=== Stated task ===
Write out every single entry exactly.

=== Records provided ===
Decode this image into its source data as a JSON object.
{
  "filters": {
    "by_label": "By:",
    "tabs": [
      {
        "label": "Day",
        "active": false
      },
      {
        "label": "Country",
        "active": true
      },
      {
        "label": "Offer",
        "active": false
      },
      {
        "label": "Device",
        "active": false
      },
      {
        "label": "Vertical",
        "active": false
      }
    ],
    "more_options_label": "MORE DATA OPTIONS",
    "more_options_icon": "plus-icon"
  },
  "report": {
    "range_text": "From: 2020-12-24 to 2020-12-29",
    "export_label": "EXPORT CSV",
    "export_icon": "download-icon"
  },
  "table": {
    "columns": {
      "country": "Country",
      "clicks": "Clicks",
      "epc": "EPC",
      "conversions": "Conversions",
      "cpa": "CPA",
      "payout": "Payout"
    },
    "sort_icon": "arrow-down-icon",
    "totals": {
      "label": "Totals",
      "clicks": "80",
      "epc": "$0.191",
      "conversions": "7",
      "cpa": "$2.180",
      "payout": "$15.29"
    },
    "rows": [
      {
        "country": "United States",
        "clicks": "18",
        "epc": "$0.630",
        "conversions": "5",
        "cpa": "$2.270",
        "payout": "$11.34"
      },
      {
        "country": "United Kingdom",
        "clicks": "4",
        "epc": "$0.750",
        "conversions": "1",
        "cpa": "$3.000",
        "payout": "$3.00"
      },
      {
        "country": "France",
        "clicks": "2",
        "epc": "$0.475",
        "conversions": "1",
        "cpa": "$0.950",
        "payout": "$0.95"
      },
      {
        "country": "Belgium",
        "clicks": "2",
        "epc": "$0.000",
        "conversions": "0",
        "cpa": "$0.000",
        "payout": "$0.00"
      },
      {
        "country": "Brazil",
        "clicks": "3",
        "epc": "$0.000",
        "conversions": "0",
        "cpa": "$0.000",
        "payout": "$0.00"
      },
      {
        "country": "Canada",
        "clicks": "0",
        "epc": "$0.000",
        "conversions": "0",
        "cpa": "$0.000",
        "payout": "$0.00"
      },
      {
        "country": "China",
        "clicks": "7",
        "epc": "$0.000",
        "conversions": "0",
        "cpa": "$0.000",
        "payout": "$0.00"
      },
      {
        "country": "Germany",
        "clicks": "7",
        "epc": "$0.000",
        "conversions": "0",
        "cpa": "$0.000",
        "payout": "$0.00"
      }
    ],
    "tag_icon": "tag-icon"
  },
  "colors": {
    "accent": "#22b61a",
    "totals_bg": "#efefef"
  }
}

=== The reply ===
Decode this image into its source data as a JSON object.
{
  "filters": {
    "by_label": "By:",
    "tabs": [
      {
        "label": "Day",
        "active": false
      },
      {
        "label": "Country",
        "active": true
      },
      {
        "label": "Offer",
        "active": false
      },
      {
        "label": "Device",
        "active": false
      },
      {
        "label": "Vertical",
        "active": false
      }
    ],
    "more_options_label": "MORE DATA OPTIONS",
    "more_options_icon": "plus-icon"
  },
  "report": {
    "range_text": "From: 2020-12-24 to 2020-12-29",
    "export_label": "EXPORT CSV",
    "export_icon": "download-icon"
  },
  "table": {
    "columns": {
      "country": "Country",
      "clicks": "Clicks",
      "epc": "EPC",
      "conversions": "Conversions",
      "cpa": "CPA",
      "payout": "Payout"
    },
    "sort_icon": "arrow-down-icon",
    "totals": {
      "label": "Totals",
      "clicks": "80",
      "epc": "$0.191",
      "conversions": "7",
      "cpa": "$2.180",
      "payout": "$15.29"
    },
    "rows": [
      {
        "country": "United States",
        "clicks": "18",
        "epc": "$0.630",
        "conversions": "5",
        "cpa": "$2.270",
        "payout": "$11.34"
      },
      {
        "country": "United Kingdom",
        "clicks": "4",
        "epc": "$0.750",
        "conversions": "1",
        "cpa": "$3.000",
        "payout": "$3.00"
      },
      {
        "country": "France",
        "clicks": "2",
        "epc": "$0.475",
        "conversions": "1",
        "cpa": "$0.950",
        "payout": "$0.95"
      },
      {
        "country": "Belgium",
        "clicks": "2",
        "epc": "$0.000",
        "conversions": "0",
        "cpa": "$0.000",
        "payout": "$0.00"
      },
      {
        "country": "Brazil",
        "clicks": "3",
        "epc": "$0.000",
        "conversions": "0",
        "cpa": "$0.000",
        "payout": "$0.00"
      },
      {
        "country": "Canada",
        "clicks": "0",
        "epc": "$0.000",
        "conversions": "0",
        "cpa": "$0.000",
        "payout": "$0.00"
      },
      {
        "country": "China",
        "clicks": "7",
        "epc": "$0.000",
        "conversions": "0",
        "cpa": "$0.000",
        "payout": "$0.00"
      },
      {
        "country": "Germany",
        "clicks": "7",
        "epc": "$0.000",
        "conversions": "0",
        "cpa": "$0.000",
        "payout": "$0.00"
      }
    ],
    "tag_icon": "tag-icon"
  },
  "colors": {
    "accent": "#22b61a",
    "totals_bg": "#efefef"
  }
}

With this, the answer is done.